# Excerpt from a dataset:
■ ■ ■ ■ ■ ■ ■
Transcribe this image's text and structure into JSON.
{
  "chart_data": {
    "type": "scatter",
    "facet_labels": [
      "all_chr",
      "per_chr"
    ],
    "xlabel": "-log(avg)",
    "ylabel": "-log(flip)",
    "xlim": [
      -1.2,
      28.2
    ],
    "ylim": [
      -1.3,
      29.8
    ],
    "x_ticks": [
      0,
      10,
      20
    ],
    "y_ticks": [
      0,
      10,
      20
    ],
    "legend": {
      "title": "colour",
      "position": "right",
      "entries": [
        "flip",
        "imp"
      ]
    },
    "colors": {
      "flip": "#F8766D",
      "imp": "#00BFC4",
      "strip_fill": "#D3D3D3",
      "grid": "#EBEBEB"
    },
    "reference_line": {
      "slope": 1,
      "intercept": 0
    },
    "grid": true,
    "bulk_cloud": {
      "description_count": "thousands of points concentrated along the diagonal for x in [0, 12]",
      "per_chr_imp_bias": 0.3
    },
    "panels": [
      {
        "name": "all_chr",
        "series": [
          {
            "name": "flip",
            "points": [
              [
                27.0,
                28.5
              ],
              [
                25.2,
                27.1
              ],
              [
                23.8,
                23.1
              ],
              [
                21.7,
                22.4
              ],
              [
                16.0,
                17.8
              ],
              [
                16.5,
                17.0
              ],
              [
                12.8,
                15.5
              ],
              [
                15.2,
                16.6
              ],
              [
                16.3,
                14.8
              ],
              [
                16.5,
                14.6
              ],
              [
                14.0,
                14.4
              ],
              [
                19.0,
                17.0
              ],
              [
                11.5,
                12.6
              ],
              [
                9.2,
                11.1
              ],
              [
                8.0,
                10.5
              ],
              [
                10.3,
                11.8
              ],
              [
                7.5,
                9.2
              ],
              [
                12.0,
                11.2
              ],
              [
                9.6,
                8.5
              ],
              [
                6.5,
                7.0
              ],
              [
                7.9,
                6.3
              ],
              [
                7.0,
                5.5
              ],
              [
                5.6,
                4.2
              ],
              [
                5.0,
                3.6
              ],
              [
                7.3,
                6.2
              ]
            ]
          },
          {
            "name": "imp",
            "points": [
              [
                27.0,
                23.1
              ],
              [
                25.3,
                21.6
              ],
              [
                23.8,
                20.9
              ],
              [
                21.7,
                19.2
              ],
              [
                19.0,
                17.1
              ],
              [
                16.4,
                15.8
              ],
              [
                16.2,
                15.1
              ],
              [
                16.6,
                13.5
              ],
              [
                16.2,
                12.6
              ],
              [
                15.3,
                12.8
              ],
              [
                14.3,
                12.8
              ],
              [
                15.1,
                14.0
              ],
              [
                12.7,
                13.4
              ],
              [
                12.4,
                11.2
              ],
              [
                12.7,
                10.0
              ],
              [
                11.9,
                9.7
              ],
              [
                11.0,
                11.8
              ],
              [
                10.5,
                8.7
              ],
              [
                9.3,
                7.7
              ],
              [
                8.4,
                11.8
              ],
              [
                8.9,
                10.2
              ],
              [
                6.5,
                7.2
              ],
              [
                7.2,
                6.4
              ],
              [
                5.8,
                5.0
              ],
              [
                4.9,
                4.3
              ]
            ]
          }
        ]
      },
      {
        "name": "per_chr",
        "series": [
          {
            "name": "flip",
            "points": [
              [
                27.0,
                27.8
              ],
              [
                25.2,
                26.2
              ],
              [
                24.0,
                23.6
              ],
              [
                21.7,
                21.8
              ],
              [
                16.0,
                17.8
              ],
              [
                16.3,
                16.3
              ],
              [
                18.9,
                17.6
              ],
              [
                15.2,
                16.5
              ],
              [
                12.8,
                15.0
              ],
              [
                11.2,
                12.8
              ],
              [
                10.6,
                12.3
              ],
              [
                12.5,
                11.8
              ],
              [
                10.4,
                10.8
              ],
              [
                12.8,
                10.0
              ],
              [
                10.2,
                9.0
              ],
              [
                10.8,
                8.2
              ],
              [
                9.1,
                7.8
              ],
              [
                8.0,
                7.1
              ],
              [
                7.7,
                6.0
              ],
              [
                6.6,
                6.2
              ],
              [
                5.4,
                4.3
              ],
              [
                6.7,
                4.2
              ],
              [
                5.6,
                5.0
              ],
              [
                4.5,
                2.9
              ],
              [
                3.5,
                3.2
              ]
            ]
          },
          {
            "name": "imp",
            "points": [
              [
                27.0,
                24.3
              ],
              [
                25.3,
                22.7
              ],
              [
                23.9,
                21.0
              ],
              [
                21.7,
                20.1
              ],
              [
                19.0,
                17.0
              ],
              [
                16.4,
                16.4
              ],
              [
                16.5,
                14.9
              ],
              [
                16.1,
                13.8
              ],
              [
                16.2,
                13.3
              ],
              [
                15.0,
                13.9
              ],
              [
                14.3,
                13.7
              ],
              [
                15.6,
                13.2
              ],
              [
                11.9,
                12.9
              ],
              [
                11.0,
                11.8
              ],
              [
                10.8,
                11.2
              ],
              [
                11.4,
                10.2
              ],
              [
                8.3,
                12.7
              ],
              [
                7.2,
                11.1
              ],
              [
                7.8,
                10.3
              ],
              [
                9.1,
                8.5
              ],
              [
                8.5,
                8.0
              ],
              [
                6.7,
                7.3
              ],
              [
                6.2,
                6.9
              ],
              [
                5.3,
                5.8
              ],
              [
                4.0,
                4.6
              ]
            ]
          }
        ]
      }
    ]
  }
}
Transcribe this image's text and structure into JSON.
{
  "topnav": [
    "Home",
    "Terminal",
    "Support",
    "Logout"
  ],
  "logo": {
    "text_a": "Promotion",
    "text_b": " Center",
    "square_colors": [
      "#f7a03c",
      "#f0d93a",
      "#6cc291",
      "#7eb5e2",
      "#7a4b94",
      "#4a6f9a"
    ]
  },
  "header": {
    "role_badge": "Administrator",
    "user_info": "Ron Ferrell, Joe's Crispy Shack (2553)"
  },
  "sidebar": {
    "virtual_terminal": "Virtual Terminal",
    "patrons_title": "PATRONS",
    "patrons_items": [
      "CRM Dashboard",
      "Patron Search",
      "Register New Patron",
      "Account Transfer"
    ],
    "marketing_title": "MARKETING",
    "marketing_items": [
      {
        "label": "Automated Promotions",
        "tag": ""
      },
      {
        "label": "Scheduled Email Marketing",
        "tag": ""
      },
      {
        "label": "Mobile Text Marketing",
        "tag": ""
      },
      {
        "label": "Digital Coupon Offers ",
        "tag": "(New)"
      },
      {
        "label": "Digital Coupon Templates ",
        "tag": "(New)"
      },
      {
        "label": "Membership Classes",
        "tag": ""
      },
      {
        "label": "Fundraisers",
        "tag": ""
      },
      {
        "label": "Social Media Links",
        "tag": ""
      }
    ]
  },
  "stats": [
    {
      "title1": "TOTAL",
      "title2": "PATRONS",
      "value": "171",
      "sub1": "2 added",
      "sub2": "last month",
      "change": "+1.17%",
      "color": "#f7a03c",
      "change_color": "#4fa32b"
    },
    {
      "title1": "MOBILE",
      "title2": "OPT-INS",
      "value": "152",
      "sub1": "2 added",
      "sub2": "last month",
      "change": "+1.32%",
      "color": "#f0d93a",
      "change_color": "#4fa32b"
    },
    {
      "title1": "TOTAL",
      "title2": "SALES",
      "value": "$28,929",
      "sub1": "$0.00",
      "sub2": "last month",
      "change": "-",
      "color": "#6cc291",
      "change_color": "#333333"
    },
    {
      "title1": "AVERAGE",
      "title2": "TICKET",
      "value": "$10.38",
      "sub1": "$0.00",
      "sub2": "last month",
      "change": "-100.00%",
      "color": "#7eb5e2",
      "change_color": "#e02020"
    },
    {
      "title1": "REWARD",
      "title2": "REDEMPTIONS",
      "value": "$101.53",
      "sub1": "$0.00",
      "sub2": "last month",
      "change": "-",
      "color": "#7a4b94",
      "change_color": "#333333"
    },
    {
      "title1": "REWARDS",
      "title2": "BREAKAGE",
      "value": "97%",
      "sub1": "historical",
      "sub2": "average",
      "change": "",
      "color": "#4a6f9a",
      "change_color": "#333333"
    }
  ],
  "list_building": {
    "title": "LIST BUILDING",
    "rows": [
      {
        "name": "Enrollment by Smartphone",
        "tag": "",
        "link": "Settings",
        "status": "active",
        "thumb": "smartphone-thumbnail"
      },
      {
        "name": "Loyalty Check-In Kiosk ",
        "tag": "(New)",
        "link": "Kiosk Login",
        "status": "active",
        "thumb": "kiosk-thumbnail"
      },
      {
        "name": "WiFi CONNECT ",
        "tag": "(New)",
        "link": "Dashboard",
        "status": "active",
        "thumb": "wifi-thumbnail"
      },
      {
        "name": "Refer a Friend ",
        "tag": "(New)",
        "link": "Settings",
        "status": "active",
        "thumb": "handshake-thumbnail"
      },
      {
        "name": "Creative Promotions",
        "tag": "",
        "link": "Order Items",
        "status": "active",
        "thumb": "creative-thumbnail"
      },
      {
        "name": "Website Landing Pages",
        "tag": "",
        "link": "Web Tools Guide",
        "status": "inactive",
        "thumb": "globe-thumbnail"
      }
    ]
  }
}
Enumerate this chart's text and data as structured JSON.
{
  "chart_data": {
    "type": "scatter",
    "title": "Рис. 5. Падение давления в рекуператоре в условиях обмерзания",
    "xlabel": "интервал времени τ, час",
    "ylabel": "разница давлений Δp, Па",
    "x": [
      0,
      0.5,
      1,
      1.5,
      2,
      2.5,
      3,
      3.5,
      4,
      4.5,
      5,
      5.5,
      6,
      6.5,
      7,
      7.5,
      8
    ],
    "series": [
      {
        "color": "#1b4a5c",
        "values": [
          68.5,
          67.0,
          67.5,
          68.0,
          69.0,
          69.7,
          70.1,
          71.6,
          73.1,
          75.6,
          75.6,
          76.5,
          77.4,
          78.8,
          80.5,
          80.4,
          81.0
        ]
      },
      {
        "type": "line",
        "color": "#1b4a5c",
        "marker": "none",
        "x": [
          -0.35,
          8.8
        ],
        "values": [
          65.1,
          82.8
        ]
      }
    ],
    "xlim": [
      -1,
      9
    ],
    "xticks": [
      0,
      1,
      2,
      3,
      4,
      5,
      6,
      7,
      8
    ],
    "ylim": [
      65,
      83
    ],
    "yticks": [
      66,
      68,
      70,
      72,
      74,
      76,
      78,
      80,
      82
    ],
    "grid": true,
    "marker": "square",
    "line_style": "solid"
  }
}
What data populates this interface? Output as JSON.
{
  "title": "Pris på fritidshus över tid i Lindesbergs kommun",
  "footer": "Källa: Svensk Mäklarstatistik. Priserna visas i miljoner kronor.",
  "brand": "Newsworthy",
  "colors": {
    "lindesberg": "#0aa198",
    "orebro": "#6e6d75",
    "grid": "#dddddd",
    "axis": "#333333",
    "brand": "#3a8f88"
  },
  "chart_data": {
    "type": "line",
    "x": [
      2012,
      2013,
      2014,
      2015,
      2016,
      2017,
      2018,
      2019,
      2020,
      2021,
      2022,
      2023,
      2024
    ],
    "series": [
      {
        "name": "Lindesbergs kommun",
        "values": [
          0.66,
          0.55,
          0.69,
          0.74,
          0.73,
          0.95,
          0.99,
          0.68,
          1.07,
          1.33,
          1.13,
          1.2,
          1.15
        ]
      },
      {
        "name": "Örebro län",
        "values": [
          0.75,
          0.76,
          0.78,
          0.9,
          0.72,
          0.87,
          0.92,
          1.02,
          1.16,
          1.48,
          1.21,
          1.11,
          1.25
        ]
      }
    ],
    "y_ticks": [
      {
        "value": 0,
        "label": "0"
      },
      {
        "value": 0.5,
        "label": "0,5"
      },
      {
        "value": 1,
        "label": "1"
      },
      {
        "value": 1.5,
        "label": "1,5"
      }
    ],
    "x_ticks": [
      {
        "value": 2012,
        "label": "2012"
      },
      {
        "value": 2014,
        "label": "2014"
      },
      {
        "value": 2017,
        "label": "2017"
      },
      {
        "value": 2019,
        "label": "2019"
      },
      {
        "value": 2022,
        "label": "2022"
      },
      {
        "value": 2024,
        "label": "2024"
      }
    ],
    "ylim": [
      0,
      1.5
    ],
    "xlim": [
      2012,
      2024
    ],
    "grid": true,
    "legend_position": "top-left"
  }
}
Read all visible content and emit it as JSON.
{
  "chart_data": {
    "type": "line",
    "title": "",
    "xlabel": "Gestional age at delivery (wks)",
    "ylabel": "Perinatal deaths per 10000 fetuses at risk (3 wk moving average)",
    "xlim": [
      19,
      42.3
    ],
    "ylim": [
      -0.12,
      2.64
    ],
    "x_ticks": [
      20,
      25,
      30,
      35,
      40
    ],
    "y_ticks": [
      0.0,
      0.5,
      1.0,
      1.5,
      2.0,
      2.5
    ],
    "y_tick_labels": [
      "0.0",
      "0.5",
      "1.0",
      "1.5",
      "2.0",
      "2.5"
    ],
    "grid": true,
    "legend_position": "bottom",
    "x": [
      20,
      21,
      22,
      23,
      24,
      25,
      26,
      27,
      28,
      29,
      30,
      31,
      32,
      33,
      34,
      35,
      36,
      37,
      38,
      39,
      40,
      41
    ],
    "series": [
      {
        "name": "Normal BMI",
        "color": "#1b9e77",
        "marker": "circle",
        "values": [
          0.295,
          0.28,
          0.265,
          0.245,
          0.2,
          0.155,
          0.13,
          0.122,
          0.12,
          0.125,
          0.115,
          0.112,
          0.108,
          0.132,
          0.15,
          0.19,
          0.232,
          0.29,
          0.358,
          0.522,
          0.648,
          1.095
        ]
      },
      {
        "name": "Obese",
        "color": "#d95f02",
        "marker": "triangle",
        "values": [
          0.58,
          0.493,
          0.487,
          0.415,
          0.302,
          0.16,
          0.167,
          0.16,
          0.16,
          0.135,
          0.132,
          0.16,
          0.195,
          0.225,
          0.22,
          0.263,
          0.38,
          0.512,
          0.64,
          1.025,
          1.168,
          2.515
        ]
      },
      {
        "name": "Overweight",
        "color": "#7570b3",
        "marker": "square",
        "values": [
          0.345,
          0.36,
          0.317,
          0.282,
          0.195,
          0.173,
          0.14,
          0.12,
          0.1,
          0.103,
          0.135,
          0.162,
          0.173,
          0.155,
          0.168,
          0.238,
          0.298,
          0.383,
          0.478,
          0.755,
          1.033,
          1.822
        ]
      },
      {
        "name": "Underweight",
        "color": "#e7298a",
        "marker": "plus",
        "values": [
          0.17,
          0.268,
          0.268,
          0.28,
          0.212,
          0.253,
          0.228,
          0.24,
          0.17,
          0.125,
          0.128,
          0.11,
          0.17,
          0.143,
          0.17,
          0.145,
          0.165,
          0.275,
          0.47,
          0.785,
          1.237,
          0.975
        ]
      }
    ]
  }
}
■ ■ ■ ■ ■ ■ ■
# The exercise:
In the material above, find the lines that contain "this" and show them.

# Reply to the task:
Transcribe this image's text and structure into JSON.
Transcribe this image's text and structure into JSON.
Enumerate this chart's text and data as structured JSON.
What data populates this interface? Output as JSON.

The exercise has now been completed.